>> begin THE INPUT

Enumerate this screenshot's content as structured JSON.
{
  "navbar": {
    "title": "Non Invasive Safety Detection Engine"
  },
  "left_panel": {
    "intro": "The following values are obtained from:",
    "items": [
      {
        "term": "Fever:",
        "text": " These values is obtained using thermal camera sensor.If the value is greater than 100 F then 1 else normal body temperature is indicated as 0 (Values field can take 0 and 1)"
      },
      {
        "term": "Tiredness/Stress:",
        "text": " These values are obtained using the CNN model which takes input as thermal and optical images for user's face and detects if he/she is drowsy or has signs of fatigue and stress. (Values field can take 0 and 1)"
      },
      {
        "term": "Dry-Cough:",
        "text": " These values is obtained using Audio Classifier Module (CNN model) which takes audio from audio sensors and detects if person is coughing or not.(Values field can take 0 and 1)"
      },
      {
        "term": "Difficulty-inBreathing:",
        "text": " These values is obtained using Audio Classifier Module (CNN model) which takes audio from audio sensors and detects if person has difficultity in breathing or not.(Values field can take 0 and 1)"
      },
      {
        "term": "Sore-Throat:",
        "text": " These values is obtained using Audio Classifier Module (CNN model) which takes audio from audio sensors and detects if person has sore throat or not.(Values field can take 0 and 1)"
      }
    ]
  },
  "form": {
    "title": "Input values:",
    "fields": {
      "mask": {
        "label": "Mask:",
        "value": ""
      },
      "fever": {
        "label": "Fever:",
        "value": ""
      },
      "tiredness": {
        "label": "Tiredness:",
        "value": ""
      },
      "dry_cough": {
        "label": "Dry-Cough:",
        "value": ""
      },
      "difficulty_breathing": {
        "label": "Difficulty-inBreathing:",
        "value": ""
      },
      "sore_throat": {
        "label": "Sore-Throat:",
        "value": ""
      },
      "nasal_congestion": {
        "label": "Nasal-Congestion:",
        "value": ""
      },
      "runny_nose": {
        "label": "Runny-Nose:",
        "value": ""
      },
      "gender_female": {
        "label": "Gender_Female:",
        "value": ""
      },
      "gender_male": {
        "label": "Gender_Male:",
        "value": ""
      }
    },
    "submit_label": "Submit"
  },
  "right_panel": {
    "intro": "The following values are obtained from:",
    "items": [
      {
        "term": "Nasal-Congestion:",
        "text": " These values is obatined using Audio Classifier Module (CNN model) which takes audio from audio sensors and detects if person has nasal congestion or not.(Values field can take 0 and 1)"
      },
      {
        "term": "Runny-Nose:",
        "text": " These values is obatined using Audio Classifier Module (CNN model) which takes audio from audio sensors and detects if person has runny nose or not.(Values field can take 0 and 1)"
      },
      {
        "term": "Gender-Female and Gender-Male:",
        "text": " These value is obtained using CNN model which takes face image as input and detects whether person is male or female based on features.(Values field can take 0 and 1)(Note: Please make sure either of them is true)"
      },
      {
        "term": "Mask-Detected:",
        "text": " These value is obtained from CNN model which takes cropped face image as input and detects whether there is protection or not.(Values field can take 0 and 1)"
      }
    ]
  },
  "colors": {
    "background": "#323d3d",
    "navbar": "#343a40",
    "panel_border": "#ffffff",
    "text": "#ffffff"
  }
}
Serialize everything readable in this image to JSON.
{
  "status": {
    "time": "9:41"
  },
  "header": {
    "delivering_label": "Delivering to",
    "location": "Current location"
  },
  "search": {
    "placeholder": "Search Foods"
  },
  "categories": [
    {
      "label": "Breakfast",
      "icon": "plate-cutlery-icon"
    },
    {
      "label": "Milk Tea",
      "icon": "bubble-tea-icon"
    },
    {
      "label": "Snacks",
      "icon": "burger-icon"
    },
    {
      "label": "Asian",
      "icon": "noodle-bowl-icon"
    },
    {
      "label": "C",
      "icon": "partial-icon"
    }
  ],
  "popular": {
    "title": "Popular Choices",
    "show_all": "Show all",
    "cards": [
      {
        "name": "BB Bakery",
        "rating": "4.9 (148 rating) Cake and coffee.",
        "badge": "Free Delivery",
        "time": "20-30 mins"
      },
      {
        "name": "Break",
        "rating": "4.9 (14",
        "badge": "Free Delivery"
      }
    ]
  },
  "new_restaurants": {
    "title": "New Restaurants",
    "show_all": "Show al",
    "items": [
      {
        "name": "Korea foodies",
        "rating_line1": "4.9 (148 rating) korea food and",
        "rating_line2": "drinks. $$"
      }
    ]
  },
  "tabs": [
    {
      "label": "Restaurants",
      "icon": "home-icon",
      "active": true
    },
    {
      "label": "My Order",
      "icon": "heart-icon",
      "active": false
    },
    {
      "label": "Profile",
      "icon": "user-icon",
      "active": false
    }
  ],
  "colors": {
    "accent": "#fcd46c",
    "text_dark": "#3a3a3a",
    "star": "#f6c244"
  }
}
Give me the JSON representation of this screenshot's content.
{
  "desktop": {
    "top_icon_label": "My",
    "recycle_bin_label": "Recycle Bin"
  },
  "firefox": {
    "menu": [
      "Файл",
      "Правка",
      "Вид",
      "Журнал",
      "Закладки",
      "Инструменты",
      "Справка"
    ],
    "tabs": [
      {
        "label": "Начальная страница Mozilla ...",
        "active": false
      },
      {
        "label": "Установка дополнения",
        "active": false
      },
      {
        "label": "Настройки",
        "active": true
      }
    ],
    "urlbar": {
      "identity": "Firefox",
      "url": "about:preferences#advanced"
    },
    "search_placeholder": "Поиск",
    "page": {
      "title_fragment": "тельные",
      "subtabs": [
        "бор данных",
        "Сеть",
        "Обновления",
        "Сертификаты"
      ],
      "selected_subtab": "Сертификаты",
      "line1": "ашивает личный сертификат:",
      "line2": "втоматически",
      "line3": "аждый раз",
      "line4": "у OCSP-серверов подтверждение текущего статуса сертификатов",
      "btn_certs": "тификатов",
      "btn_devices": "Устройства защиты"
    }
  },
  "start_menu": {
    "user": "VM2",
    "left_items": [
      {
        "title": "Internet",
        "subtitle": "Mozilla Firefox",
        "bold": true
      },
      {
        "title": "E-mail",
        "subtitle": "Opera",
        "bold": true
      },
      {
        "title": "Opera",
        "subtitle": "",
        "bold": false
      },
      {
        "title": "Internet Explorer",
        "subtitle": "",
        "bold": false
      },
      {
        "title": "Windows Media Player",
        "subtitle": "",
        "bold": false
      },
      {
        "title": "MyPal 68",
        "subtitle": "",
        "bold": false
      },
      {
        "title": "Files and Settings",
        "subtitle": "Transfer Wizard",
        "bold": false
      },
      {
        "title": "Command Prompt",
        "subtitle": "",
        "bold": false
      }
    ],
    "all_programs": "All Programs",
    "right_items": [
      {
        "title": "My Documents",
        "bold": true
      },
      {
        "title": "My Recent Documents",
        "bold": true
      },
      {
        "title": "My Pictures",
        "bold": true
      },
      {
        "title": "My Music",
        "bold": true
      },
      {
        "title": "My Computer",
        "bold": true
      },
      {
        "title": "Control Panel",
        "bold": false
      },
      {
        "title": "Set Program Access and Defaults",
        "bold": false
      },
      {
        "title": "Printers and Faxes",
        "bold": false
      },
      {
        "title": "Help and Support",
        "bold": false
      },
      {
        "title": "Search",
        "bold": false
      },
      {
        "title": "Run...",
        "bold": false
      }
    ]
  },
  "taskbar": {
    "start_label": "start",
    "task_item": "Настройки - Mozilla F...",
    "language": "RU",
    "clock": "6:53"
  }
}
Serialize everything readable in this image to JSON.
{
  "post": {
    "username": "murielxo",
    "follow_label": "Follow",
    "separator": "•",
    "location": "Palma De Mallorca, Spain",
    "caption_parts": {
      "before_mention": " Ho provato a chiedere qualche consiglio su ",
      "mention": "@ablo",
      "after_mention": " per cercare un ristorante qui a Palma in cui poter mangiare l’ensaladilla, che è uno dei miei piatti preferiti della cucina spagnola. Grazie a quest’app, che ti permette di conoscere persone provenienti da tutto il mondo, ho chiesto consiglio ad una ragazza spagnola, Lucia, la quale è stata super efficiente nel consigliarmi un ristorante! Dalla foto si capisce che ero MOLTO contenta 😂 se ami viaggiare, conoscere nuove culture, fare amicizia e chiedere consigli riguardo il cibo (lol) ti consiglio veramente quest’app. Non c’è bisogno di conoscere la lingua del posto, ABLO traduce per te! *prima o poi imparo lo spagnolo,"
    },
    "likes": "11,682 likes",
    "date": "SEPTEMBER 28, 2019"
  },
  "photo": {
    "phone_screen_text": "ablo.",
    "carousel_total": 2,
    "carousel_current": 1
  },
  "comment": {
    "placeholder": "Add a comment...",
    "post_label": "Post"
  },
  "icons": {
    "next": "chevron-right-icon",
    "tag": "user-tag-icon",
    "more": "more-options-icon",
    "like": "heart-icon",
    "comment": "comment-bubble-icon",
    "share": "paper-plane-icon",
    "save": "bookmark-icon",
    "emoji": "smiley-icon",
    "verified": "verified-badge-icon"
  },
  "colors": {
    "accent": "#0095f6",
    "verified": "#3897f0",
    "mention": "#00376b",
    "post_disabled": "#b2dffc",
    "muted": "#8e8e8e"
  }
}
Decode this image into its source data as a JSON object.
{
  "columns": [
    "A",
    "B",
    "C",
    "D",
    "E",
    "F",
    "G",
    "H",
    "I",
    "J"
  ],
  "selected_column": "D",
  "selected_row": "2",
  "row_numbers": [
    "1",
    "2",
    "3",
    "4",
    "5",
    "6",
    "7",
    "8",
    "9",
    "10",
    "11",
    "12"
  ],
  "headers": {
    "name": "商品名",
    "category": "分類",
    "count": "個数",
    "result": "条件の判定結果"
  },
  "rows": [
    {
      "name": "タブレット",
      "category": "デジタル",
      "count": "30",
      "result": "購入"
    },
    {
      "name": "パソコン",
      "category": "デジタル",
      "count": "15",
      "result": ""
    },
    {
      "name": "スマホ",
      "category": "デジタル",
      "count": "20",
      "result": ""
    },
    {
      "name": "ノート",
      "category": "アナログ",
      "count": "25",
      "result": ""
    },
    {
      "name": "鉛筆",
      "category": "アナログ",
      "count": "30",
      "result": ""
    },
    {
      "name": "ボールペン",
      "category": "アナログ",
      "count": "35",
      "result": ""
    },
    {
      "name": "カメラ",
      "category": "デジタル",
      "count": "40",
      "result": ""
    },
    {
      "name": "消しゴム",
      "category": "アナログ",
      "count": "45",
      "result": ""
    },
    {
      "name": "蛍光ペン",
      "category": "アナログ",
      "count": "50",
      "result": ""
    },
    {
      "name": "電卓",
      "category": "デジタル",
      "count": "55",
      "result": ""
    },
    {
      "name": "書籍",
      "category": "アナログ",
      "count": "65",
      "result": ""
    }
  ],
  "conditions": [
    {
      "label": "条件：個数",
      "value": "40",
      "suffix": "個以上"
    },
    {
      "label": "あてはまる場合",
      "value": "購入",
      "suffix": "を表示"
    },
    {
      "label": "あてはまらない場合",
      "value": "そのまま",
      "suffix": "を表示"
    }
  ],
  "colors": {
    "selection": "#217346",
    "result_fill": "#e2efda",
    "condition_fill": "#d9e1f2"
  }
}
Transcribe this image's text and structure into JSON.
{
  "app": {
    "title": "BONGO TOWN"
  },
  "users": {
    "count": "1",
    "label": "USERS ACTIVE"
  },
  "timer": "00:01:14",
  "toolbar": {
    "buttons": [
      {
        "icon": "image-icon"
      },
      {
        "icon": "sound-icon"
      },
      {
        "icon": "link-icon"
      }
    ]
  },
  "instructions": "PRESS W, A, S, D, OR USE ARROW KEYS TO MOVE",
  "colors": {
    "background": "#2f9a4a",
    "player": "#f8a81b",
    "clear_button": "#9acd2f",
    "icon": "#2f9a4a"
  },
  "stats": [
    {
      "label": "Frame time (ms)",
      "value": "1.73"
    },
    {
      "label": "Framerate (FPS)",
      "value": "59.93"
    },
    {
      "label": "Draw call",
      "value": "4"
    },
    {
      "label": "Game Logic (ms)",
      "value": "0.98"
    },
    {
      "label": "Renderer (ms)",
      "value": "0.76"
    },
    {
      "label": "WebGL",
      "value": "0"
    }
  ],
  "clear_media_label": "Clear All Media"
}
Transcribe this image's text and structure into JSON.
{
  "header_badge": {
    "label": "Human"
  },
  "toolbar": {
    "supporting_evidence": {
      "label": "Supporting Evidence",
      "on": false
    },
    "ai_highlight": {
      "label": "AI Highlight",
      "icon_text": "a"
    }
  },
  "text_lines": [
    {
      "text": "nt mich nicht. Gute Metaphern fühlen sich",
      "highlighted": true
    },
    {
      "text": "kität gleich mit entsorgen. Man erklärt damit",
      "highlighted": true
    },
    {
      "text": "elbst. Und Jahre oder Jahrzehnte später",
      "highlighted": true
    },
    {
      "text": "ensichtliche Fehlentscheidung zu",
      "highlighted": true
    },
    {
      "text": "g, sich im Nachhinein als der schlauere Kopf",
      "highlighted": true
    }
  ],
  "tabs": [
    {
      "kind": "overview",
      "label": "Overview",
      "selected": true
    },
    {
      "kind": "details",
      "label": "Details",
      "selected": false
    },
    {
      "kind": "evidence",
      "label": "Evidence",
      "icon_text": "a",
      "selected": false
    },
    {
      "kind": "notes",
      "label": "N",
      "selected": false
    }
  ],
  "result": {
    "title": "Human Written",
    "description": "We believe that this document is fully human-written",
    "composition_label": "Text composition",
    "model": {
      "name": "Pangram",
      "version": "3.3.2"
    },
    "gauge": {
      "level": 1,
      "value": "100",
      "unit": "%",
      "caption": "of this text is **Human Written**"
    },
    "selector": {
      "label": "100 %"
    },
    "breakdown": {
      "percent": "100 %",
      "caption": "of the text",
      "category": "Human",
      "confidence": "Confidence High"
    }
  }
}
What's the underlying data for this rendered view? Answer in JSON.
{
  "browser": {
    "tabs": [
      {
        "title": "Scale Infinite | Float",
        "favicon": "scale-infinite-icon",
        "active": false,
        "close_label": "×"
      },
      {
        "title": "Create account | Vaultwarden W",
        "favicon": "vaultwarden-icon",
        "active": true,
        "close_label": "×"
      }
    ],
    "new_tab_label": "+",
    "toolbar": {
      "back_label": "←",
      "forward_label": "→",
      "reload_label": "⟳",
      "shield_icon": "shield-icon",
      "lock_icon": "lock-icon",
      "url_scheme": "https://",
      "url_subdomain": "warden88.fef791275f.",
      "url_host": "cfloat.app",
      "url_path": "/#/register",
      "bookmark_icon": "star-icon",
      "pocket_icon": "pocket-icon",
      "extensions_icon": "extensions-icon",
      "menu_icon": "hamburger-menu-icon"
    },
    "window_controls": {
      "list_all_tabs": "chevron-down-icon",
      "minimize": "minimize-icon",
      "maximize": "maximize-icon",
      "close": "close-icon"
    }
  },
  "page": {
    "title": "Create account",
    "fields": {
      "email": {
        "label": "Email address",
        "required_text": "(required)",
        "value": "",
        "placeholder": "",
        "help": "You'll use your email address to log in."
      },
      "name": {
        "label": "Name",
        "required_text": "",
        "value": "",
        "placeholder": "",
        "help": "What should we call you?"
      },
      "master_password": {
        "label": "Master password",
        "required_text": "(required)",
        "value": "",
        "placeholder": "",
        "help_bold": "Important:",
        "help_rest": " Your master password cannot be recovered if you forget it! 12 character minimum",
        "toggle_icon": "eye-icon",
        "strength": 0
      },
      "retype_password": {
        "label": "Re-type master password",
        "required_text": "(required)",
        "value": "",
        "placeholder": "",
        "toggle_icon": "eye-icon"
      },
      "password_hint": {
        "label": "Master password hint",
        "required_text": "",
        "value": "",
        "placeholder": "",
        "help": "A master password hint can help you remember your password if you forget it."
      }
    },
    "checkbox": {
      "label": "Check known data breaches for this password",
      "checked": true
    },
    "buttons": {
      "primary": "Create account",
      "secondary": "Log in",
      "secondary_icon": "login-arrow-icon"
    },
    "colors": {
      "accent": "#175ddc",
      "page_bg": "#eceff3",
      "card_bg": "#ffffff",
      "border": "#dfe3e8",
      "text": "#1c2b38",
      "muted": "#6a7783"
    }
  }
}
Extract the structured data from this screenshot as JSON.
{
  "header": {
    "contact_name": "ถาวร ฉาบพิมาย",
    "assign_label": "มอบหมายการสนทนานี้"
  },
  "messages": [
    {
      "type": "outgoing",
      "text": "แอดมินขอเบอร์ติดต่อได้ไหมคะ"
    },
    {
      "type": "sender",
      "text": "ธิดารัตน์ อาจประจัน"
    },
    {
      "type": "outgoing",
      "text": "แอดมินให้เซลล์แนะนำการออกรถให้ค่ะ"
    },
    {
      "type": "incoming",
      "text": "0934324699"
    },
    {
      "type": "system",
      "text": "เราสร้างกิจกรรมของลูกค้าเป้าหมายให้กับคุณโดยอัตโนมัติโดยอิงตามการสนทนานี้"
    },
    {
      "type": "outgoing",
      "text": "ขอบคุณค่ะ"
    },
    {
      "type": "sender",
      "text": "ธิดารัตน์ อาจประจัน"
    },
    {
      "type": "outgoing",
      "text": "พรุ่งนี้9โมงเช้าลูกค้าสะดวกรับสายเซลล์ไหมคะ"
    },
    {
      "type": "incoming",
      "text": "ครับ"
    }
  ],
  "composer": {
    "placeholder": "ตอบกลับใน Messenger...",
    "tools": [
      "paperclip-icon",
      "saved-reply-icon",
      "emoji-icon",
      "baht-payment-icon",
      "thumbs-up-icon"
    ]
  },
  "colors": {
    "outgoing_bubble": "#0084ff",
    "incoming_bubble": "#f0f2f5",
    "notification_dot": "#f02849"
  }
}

>> end THE INPUT

__STATED EXERCISE__
How many lines in the records above hold the word "Create"? Give only the number.

__EXERCISE RESPONSE__
3